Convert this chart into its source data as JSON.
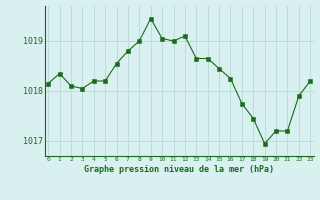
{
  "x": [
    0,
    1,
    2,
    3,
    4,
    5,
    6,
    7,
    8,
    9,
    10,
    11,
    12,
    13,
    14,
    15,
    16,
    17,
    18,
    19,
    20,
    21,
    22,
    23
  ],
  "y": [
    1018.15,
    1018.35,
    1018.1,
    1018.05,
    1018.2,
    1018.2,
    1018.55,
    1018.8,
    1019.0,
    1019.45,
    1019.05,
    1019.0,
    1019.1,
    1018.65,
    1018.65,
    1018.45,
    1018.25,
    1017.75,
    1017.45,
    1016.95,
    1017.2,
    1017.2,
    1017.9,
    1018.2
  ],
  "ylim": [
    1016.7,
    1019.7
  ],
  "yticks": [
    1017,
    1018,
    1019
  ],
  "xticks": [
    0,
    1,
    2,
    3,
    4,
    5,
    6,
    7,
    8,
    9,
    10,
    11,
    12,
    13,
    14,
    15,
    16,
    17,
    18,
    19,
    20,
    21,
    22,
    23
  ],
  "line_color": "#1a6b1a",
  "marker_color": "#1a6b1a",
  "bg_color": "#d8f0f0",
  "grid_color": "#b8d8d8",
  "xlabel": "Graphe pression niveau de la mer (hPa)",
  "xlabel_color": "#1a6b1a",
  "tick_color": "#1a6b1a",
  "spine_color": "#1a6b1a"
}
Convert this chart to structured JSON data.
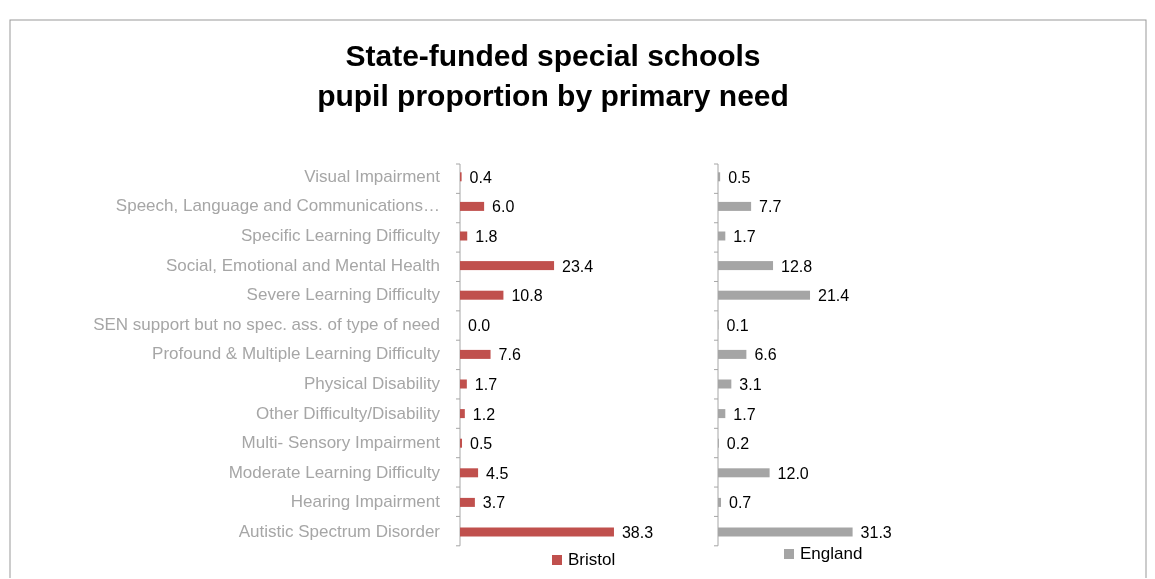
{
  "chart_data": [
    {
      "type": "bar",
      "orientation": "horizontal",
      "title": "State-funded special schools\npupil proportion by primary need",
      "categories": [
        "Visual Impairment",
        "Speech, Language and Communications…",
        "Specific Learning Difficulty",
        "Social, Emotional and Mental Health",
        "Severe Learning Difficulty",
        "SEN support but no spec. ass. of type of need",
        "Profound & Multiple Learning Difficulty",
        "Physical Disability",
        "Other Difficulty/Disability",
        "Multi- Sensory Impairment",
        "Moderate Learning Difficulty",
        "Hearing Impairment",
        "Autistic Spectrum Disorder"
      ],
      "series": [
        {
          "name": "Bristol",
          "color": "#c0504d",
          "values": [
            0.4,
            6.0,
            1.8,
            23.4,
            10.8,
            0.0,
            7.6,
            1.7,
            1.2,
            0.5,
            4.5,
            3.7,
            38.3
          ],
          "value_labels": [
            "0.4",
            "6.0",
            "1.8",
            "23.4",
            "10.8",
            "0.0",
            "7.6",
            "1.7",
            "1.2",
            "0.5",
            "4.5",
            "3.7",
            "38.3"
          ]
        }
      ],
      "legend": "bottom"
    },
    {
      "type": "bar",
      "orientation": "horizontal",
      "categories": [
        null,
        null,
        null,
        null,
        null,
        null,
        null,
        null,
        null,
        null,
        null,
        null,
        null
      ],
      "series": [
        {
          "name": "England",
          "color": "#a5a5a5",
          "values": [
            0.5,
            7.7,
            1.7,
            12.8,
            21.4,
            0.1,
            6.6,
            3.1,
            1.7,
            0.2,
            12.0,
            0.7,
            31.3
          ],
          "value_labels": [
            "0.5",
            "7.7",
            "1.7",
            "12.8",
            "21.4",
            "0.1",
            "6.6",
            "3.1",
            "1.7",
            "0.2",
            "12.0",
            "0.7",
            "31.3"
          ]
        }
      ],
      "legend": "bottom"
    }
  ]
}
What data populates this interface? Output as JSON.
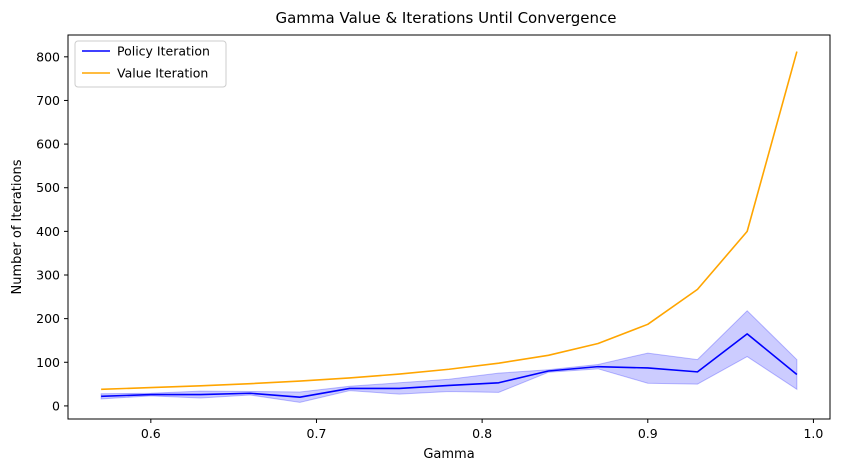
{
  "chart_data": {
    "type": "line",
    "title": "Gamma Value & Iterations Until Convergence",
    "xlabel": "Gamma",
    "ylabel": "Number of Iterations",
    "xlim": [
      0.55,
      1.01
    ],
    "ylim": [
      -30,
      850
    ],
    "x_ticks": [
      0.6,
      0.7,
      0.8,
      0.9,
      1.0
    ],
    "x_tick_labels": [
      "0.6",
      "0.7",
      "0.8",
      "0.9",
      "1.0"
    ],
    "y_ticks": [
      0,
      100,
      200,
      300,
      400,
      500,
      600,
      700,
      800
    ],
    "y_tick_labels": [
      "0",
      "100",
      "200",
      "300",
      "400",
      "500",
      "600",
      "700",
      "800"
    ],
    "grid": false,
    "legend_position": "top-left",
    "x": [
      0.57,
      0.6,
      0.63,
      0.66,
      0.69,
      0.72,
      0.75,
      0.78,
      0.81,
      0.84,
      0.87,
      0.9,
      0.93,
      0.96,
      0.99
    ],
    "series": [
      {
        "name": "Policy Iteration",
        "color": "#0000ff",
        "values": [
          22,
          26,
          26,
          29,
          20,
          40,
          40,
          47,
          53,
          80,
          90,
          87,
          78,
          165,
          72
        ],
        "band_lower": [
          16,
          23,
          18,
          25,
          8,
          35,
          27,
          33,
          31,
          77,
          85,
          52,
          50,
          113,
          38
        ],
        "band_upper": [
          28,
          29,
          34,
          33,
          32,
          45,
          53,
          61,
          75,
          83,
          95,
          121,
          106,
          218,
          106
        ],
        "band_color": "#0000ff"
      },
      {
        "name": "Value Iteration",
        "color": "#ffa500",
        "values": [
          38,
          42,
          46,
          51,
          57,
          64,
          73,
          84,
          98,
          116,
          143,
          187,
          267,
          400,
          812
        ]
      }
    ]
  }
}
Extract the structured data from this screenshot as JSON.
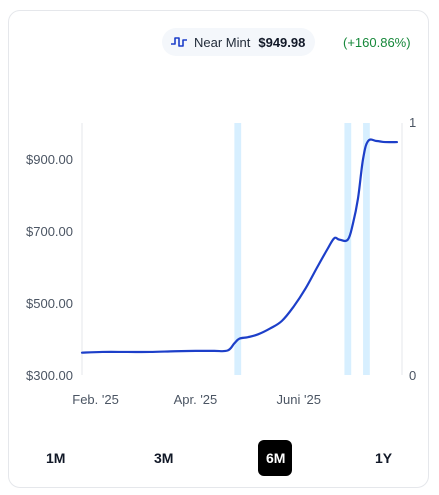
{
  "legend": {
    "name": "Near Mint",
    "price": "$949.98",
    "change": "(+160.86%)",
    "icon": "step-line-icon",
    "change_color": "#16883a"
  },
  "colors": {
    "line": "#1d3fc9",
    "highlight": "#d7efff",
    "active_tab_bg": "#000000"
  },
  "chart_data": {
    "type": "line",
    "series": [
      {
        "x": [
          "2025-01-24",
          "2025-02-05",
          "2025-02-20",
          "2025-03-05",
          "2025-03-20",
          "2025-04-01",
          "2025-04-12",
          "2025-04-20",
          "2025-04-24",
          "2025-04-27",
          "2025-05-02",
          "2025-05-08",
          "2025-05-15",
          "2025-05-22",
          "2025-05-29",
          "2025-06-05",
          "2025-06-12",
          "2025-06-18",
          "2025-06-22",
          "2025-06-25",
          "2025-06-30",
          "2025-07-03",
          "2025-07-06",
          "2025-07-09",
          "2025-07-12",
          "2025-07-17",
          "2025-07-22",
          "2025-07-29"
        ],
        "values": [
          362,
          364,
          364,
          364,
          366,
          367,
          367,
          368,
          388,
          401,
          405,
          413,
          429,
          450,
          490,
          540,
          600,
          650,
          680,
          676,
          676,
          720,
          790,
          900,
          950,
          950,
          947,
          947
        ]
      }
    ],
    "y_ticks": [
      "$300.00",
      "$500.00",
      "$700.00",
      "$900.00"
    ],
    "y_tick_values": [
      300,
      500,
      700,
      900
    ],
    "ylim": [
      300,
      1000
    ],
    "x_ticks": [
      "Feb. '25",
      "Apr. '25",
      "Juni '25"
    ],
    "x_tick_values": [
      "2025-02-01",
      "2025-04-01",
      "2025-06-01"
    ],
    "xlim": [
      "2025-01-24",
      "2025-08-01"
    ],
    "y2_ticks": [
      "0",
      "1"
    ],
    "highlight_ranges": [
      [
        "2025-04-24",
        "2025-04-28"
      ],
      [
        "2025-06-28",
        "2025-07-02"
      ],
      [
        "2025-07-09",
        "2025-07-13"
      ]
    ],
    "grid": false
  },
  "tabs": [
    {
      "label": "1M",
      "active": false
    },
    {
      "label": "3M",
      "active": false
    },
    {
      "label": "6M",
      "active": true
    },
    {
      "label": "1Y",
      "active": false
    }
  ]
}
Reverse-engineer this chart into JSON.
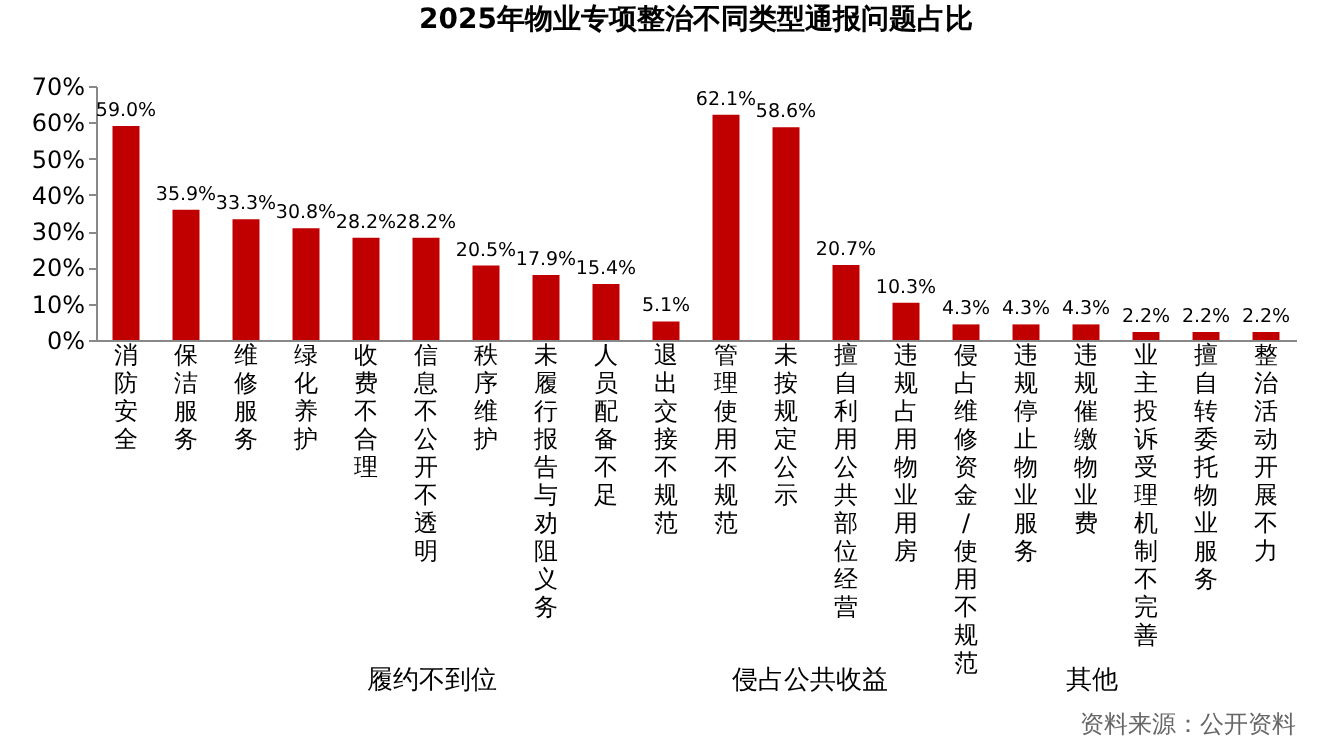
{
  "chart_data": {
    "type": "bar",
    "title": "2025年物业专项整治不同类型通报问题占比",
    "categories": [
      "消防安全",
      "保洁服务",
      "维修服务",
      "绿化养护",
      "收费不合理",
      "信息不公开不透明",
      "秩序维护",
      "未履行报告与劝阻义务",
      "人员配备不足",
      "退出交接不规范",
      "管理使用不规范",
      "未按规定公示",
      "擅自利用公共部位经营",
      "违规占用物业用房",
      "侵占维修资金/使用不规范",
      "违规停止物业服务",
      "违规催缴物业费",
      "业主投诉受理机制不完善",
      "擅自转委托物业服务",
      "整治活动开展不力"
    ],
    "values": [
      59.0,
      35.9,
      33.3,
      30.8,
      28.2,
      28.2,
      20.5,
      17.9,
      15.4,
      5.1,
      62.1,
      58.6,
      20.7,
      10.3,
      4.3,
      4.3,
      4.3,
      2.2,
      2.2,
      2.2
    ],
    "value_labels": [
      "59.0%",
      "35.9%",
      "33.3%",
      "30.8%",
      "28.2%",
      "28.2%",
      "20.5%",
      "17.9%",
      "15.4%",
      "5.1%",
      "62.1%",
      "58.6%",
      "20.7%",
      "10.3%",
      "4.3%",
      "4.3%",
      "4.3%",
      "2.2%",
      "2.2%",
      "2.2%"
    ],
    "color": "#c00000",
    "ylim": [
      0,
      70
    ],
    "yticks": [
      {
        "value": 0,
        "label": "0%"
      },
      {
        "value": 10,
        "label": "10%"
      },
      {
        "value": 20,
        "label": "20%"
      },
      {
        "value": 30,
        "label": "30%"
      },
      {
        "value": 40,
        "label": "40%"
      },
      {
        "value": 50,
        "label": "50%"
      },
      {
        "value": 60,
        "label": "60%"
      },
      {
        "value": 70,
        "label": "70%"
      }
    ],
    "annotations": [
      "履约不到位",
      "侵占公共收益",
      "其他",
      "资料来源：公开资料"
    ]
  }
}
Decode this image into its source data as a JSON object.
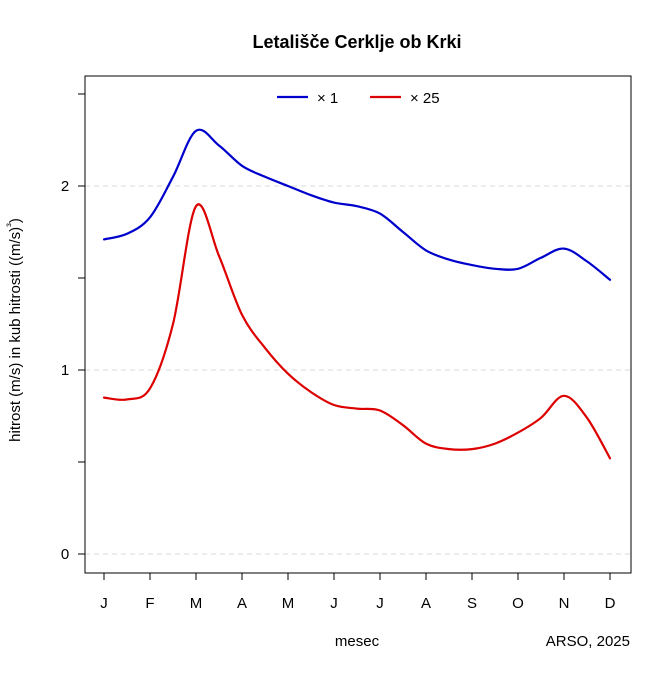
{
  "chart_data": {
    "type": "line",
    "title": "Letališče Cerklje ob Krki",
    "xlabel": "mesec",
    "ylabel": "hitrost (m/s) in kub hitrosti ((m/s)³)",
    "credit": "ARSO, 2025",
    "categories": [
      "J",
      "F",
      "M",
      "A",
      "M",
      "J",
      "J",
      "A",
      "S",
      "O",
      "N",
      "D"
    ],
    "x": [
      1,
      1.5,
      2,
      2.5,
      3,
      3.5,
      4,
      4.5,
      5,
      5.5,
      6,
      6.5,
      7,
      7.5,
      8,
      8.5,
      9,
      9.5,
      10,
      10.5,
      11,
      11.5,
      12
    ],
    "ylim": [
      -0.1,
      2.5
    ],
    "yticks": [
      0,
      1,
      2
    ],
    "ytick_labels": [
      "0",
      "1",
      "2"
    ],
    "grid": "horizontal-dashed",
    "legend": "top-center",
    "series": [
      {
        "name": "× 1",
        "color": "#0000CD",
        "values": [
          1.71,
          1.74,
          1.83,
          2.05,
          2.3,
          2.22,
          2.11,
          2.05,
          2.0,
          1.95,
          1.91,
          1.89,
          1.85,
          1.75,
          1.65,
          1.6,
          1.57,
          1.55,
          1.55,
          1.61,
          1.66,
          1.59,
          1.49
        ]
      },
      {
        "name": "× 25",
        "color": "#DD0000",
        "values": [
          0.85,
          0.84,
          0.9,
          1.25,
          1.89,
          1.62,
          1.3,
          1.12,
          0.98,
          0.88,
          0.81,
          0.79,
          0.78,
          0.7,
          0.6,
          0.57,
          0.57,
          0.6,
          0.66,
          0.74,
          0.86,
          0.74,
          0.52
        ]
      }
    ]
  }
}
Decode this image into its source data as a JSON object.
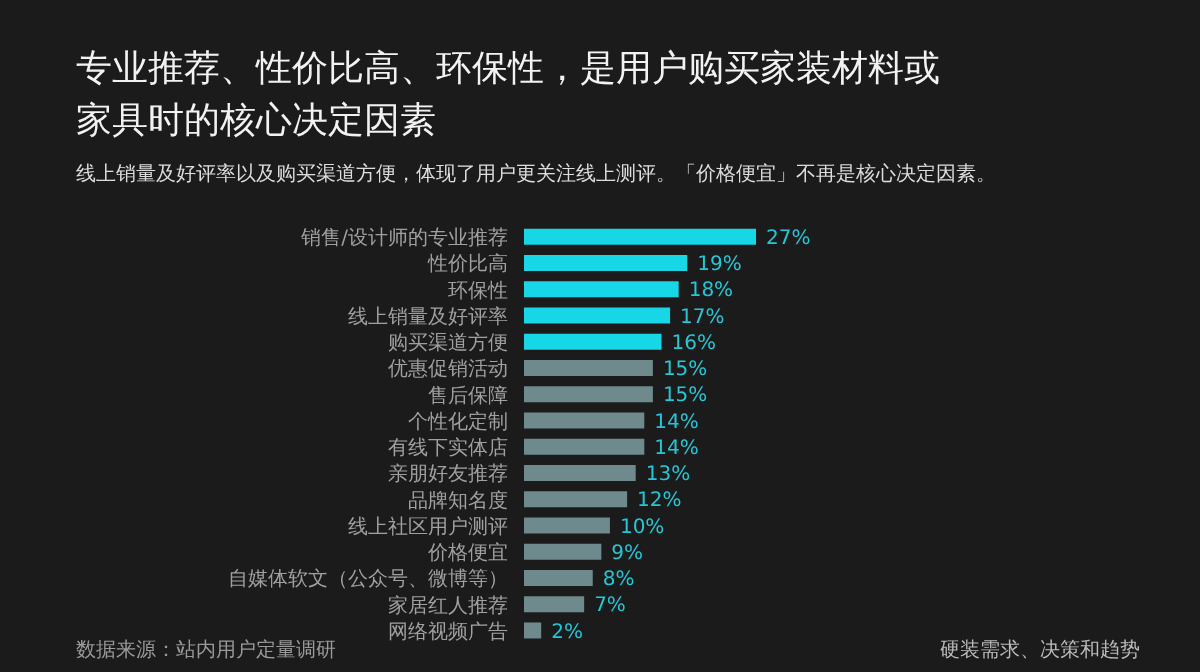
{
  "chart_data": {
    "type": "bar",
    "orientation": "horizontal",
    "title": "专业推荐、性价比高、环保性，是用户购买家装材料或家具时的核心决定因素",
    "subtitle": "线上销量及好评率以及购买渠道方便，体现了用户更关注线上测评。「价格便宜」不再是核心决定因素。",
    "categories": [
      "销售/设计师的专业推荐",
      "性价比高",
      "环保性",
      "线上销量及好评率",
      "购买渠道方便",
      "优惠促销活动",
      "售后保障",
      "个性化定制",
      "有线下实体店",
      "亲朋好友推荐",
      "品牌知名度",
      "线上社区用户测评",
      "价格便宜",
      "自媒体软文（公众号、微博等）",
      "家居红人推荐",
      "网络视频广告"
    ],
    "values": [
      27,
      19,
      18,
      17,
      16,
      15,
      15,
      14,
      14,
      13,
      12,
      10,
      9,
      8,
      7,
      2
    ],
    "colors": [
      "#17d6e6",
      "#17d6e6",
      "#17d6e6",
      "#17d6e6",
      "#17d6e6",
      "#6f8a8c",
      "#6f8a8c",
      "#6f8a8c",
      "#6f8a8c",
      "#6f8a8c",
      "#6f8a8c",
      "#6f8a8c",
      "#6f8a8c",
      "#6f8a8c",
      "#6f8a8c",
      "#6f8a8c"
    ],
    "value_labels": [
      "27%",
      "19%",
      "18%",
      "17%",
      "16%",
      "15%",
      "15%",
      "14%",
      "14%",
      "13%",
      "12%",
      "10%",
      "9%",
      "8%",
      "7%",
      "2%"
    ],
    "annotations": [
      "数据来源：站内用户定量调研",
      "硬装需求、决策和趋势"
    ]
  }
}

=====

What you have to do >> Give the count of lines in the listing above that include "horizontal", with no other words.

Exercise result >> 4